* Begin Reading text *
A participant may at any time make a full or partial withdrawal of the balance in the participant’s after-tax contributions account, rollover contributions account (if any), and in-plan Roth conversions (if any).  No withdrawals prior to termination of employment are permitted from a participant’s Employer transfer account.  No withdrawals prior to termination of employment are permitted from the participant’s pretax contributions account and Roth 401(k) contributions account, except under certain limited circumstances relating to financial hardship or after attaining age 59-1/2.  If an employee withdraws pretax or Roth 401(k) contributions due to financial hardship, the only earnings on pretax contributions that can be withdrawn are those credited prior to January 1, 1989, and no earnings on Roth 401(k) contributions can be withdrawn.  Employees taking a financial hardship are subsequently suspended from making contributions to the Plan for six months.  Participants who have participated in the Plan for five complete Plan years may withdraw the amount in their Employer contributions account.  Participants who are at least age 59-1/2 may withdraw any portion of their pretax contributions account, Roth 401(k) contributions account, rollover contributions account (if any), or in-plan Roth conversions (if any) while employed with no restrictions on the reason for withdrawal, and penalties do not apply.  Amounts credited to a participant’s SDA are not available for a withdrawal until transferred back into the Funds.  When the participant’s employment with the Employer is terminated, the participant can elect to receive a full or partial distribution, as soon as administratively possible, of the vested portion of their Employer contributions account together with the participant’s contributions accounts and Employer transfer account.
* End Reading text *
* Begin Supplied entries *
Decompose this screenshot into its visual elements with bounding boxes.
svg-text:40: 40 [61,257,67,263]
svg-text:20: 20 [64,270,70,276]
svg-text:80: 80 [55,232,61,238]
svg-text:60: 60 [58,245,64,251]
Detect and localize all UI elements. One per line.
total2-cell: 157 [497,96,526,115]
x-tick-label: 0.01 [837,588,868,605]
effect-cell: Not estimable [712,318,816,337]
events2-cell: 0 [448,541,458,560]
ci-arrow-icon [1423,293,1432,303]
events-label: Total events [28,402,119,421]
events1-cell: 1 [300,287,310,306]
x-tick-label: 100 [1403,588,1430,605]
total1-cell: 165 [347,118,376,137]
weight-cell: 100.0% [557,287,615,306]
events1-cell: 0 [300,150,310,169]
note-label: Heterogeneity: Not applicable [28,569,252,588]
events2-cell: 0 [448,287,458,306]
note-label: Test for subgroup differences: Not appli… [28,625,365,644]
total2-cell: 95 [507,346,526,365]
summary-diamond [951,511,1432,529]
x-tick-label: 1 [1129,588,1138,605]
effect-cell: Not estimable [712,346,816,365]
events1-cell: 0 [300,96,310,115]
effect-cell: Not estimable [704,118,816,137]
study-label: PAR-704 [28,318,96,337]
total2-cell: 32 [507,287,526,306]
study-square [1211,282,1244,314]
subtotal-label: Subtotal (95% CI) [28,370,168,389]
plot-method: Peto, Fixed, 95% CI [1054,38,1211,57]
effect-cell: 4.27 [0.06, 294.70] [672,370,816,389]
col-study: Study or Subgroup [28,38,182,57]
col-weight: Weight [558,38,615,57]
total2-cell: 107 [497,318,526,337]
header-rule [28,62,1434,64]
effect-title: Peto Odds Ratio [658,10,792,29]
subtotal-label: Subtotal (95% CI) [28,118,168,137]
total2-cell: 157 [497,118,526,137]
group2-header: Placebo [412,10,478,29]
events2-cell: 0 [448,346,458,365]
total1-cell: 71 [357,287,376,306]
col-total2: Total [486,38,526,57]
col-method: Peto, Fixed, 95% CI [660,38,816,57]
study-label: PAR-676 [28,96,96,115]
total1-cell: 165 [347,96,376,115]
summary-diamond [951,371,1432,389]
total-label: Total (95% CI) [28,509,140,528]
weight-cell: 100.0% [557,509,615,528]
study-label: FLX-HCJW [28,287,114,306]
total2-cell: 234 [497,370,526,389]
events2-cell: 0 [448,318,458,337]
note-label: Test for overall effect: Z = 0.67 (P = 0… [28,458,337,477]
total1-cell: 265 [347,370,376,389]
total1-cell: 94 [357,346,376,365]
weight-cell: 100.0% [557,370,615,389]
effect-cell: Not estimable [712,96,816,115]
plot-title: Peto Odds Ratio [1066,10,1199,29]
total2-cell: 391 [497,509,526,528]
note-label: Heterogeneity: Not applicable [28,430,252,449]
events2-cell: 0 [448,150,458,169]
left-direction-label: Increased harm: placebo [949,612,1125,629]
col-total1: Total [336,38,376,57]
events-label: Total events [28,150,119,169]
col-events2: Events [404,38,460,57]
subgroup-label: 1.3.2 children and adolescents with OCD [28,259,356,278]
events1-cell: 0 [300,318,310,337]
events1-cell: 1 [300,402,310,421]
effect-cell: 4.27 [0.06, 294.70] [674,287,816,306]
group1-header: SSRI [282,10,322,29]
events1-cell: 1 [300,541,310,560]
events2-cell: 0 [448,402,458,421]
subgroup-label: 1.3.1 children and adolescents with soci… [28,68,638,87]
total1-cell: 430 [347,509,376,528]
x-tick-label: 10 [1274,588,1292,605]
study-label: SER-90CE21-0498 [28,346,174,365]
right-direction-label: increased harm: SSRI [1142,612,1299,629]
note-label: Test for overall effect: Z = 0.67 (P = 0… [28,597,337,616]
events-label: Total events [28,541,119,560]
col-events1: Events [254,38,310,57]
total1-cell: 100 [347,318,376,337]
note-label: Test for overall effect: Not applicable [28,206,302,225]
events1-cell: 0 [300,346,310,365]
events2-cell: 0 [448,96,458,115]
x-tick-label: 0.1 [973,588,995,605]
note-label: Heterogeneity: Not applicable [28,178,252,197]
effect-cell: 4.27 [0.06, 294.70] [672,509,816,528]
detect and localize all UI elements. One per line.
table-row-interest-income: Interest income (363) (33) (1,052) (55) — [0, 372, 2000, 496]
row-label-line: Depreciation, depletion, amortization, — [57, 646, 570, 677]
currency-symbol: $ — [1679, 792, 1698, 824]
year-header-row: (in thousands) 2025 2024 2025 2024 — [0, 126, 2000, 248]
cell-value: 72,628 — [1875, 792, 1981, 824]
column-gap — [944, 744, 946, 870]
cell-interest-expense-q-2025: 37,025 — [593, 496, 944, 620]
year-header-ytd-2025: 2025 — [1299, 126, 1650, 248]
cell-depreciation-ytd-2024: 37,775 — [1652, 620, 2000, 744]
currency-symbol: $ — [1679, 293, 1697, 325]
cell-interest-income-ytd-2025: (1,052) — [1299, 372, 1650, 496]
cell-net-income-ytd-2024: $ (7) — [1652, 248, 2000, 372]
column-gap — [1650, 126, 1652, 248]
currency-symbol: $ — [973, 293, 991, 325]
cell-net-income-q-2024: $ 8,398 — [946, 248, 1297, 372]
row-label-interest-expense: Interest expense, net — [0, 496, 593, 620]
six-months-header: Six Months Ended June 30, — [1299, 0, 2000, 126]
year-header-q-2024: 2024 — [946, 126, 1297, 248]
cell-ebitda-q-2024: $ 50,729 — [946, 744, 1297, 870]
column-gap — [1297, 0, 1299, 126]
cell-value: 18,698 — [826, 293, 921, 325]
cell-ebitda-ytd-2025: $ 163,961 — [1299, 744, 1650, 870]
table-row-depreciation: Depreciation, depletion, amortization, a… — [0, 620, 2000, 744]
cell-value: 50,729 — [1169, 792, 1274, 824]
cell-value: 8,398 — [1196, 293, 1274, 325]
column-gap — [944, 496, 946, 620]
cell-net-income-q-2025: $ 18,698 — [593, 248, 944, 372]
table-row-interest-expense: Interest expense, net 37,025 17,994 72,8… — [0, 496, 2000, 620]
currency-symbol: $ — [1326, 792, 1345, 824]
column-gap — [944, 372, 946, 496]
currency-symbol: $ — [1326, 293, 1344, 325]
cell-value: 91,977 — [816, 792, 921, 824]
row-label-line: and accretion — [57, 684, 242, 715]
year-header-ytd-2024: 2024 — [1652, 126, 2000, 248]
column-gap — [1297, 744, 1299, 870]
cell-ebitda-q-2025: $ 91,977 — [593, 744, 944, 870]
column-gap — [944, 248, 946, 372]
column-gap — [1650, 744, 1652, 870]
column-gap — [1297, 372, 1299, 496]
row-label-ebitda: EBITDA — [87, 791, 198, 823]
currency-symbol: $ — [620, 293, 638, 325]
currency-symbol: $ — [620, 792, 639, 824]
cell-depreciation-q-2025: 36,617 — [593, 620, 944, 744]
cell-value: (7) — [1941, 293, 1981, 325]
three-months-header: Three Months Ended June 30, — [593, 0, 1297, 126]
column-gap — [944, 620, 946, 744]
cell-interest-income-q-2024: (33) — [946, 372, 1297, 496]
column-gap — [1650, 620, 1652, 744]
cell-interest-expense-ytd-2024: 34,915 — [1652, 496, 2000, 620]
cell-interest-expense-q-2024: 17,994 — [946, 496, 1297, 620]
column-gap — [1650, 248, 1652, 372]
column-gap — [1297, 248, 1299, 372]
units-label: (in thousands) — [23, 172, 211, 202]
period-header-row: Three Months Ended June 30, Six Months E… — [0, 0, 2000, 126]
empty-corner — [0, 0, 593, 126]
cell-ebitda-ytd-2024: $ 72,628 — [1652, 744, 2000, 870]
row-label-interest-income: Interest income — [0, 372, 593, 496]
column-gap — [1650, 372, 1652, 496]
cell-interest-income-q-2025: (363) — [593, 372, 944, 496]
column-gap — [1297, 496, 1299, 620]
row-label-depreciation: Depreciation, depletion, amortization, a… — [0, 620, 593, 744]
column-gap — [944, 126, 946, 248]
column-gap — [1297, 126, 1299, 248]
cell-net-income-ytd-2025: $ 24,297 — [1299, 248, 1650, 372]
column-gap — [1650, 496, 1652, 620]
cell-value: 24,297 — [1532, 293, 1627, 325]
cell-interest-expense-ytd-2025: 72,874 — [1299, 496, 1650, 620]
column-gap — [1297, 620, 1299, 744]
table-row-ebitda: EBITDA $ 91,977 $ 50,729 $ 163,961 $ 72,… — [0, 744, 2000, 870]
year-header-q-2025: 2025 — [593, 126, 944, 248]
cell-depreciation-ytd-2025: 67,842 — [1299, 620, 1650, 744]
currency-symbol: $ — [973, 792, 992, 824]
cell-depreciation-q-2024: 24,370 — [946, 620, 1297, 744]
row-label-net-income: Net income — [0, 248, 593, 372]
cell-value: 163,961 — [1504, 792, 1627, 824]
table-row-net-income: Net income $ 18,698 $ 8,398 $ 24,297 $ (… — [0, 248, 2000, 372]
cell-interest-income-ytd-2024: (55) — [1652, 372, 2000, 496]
* End Supplied entries *
## [Instructions for the task]
Duplicate the full text on plan withdrawals without changing a word. The items are separate material and are not connected to the text about plan withdrawals.

## [Result]
A participant may at any time make a full or partial withdrawal of the balance in the participant’s after-tax contributions account, rollover contributions account (if any), and in-plan Roth conversions (if any).  No withdrawals prior to termination of employment are permitted from a participant’s Employer transfer account.  No withdrawals prior to termination of employment are permitted from the participant’s pretax contributions account and Roth 401(k) contributions account, except under certain limited circumstances relating to financial hardship or after attaining age 59-1/2.  If an employee withdraws pretax or Roth 401(k) contributions due to financial hardship, the only earnings on pretax contributions that can be withdrawn are those credited prior to January 1, 1989, and no earnings on Roth 401(k) contributions can be withdrawn.  Employees taking a financial hardship are subsequently suspended from making contributions to the Plan for six months.  Participants who have participated in the Plan for five complete Plan years may withdraw the amount in their Employer contributions account.  Participants who are at least age 59-1/2 may withdraw any portion of their pretax contributions account, Roth 401(k) contributions account, rollover contributions account (if any), or in-plan Roth conversions (if any) while employed with no restrictions on the reason for withdrawal, and penalties do not apply.  Amounts credited to a participant’s SDA are not available for a withdrawal until transferred back into the Funds.  When the participant’s employment with the Employer is terminated, the participant can elect to receive a full or partial distribution, as soon as administratively possible, of the vested portion of their Employer contributions account together with the participant’s contributions accounts and Employer transfer account.